BRIEF -
Every line of the listing must be reproduced as it stands. Leave the images behind.

─── PROVIDED ENTRIES ───

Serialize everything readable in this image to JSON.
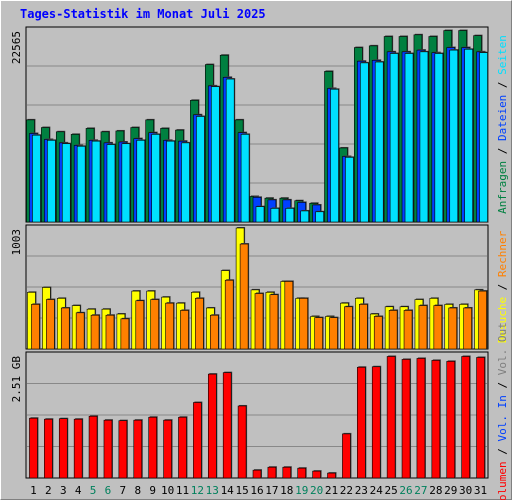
{
  "chart_data": {
    "type": "bar",
    "title": "Tages-Statistik im Monat Juli 2025",
    "categories": [
      "1",
      "2",
      "3",
      "4",
      "5",
      "6",
      "7",
      "8",
      "9",
      "10",
      "11",
      "12",
      "13",
      "14",
      "15",
      "16",
      "17",
      "18",
      "19",
      "20",
      "21",
      "22",
      "23",
      "24",
      "25",
      "26",
      "27",
      "28",
      "29",
      "30",
      "31"
    ],
    "weekend_days": [
      "5",
      "6",
      "12",
      "13",
      "19",
      "20",
      "26",
      "27"
    ],
    "colors": {
      "anfragen": "#008040",
      "dateien": "#0040ff",
      "seiten": "#00e0ff",
      "besuche": "#ffff00",
      "rechner": "#ff8000",
      "volumen": "#ff0000",
      "title": "#0000ff",
      "weekday_label": "#000000",
      "weekend_label": "#00805c"
    },
    "panels": [
      {
        "id": "hits",
        "y_label": "22565",
        "ylim": [
          0,
          22565
        ],
        "legend": [
          "Anfragen",
          "/",
          "Dateien",
          "/",
          "Seiten"
        ],
        "legend_colors": [
          "#008040",
          "#000000",
          "#0040ff",
          "#000000",
          "#00e0ff"
        ],
        "series": [
          {
            "name": "Anfragen",
            "values": [
              12000,
              11100,
              10600,
              10300,
              11000,
              10600,
              10700,
              11100,
              12000,
              11000,
              10800,
              14300,
              18500,
              19600,
              12000,
              3000,
              2800,
              2800,
              2500,
              2200,
              17700,
              8700,
              20500,
              20700,
              21800,
              21800,
              22000,
              21800,
              22500,
              22500,
              21900
            ]
          },
          {
            "name": "Dateien",
            "values": [
              10400,
              9700,
              9300,
              9000,
              9600,
              9300,
              9400,
              9800,
              10500,
              9600,
              9500,
              12600,
              16000,
              17000,
              10500,
              2900,
              2600,
              2600,
              2300,
              2000,
              15700,
              7700,
              18900,
              19000,
              20000,
              20000,
              20200,
              19900,
              20500,
              20500,
              20000
            ]
          },
          {
            "name": "Seiten",
            "values": [
              10200,
              9600,
              9200,
              8900,
              9500,
              9100,
              9200,
              9600,
              10300,
              9500,
              9300,
              12400,
              15900,
              16800,
              10300,
              1800,
              1600,
              1600,
              1300,
              1200,
              15600,
              7600,
              18700,
              18800,
              19800,
              19800,
              20000,
              19800,
              20200,
              20300,
              19900
            ]
          }
        ]
      },
      {
        "id": "visits",
        "y_label": "1003",
        "ylim": [
          0,
          1003
        ],
        "legend": [
          "Besuche",
          "/",
          "Rechner"
        ],
        "legend_colors": [
          "#ffff00",
          "#000000",
          "#ff8000"
        ],
        "series": [
          {
            "name": "Besuche",
            "values": [
              470,
              510,
              420,
              360,
              330,
              330,
              290,
              480,
              480,
              430,
              380,
              470,
              340,
              650,
              1003,
              490,
              470,
              560,
              420,
              270,
              270,
              380,
              420,
              290,
              350,
              350,
              410,
              420,
              370,
              370,
              490
            ]
          },
          {
            "name": "Rechner",
            "values": [
              370,
              410,
              340,
              300,
              280,
              280,
              250,
              400,
              410,
              380,
              320,
              420,
              280,
              570,
              870,
              460,
              450,
              560,
              420,
              260,
              260,
              350,
              370,
              270,
              320,
              320,
              360,
              360,
              340,
              340,
              480
            ]
          }
        ]
      },
      {
        "id": "volume",
        "y_label": "2.51 GB",
        "ylim": [
          0,
          2.51
        ],
        "legend": [
          "Volumen",
          "/",
          "Vol. In",
          "/",
          "Vol. Out"
        ],
        "legend_colors": [
          "#ff0000",
          "#000000",
          "#0040ff",
          "#000000",
          "#808080"
        ],
        "series": [
          {
            "name": "Volumen",
            "values": [
              1.22,
              1.2,
              1.21,
              1.2,
              1.26,
              1.18,
              1.17,
              1.18,
              1.24,
              1.18,
              1.24,
              1.54,
              2.12,
              2.15,
              1.47,
              0.16,
              0.22,
              0.22,
              0.2,
              0.14,
              0.1,
              0.9,
              2.26,
              2.27,
              2.48,
              2.42,
              2.44,
              2.4,
              2.38,
              2.48,
              2.46
            ]
          }
        ]
      }
    ]
  }
}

───

RESPONSE TO THIS TASK -
Serialize everything readable in this image to JSON.
{
  "chart_data": {
    "type": "bar",
    "title": "Tages-Statistik im Monat Juli 2025",
    "categories": [
      "1",
      "2",
      "3",
      "4",
      "5",
      "6",
      "7",
      "8",
      "9",
      "10",
      "11",
      "12",
      "13",
      "14",
      "15",
      "16",
      "17",
      "18",
      "19",
      "20",
      "21",
      "22",
      "23",
      "24",
      "25",
      "26",
      "27",
      "28",
      "29",
      "30",
      "31"
    ],
    "weekend_days": [
      "5",
      "6",
      "12",
      "13",
      "19",
      "20",
      "26",
      "27"
    ],
    "colors": {
      "anfragen": "#008040",
      "dateien": "#0040ff",
      "seiten": "#00e0ff",
      "besuche": "#ffff00",
      "rechner": "#ff8000",
      "volumen": "#ff0000",
      "title": "#0000ff",
      "weekday_label": "#000000",
      "weekend_label": "#00805c"
    },
    "panels": [
      {
        "id": "hits",
        "y_label": "22565",
        "ylim": [
          0,
          22565
        ],
        "legend": [
          "Anfragen",
          "/",
          "Dateien",
          "/",
          "Seiten"
        ],
        "legend_colors": [
          "#008040",
          "#000000",
          "#0040ff",
          "#000000",
          "#00e0ff"
        ],
        "series": [
          {
            "name": "Anfragen",
            "values": [
              12000,
              11100,
              10600,
              10300,
              11000,
              10600,
              10700,
              11100,
              12000,
              11000,
              10800,
              14300,
              18500,
              19600,
              12000,
              3000,
              2800,
              2800,
              2500,
              2200,
              17700,
              8700,
              20500,
              20700,
              21800,
              21800,
              22000,
              21800,
              22500,
              22500,
              21900
            ]
          },
          {
            "name": "Dateien",
            "values": [
              10400,
              9700,
              9300,
              9000,
              9600,
              9300,
              9400,
              9800,
              10500,
              9600,
              9500,
              12600,
              16000,
              17000,
              10500,
              2900,
              2600,
              2600,
              2300,
              2000,
              15700,
              7700,
              18900,
              19000,
              20000,
              20000,
              20200,
              19900,
              20500,
              20500,
              20000
            ]
          },
          {
            "name": "Seiten",
            "values": [
              10200,
              9600,
              9200,
              8900,
              9500,
              9100,
              9200,
              9600,
              10300,
              9500,
              9300,
              12400,
              15900,
              16800,
              10300,
              1800,
              1600,
              1600,
              1300,
              1200,
              15600,
              7600,
              18700,
              18800,
              19800,
              19800,
              20000,
              19800,
              20200,
              20300,
              19900
            ]
          }
        ]
      },
      {
        "id": "visits",
        "y_label": "1003",
        "ylim": [
          0,
          1003
        ],
        "legend": [
          "Besuche",
          "/",
          "Rechner"
        ],
        "legend_colors": [
          "#ffff00",
          "#000000",
          "#ff8000"
        ],
        "series": [
          {
            "name": "Besuche",
            "values": [
              470,
              510,
              420,
              360,
              330,
              330,
              290,
              480,
              480,
              430,
              380,
              470,
              340,
              650,
              1003,
              490,
              470,
              560,
              420,
              270,
              270,
              380,
              420,
              290,
              350,
              350,
              410,
              420,
              370,
              370,
              490
            ]
          },
          {
            "name": "Rechner",
            "values": [
              370,
              410,
              340,
              300,
              280,
              280,
              250,
              400,
              410,
              380,
              320,
              420,
              280,
              570,
              870,
              460,
              450,
              560,
              420,
              260,
              260,
              350,
              370,
              270,
              320,
              320,
              360,
              360,
              340,
              340,
              480
            ]
          }
        ]
      },
      {
        "id": "volume",
        "y_label": "2.51 GB",
        "ylim": [
          0,
          2.51
        ],
        "legend": [
          "Volumen",
          "/",
          "Vol. In",
          "/",
          "Vol. Out"
        ],
        "legend_colors": [
          "#ff0000",
          "#000000",
          "#0040ff",
          "#000000",
          "#808080"
        ],
        "series": [
          {
            "name": "Volumen",
            "values": [
              1.22,
              1.2,
              1.21,
              1.2,
              1.26,
              1.18,
              1.17,
              1.18,
              1.24,
              1.18,
              1.24,
              1.54,
              2.12,
              2.15,
              1.47,
              0.16,
              0.22,
              0.22,
              0.2,
              0.14,
              0.1,
              0.9,
              2.26,
              2.27,
              2.48,
              2.42,
              2.44,
              2.4,
              2.38,
              2.48,
              2.46
            ]
          }
        ]
      }
    ]
  }
}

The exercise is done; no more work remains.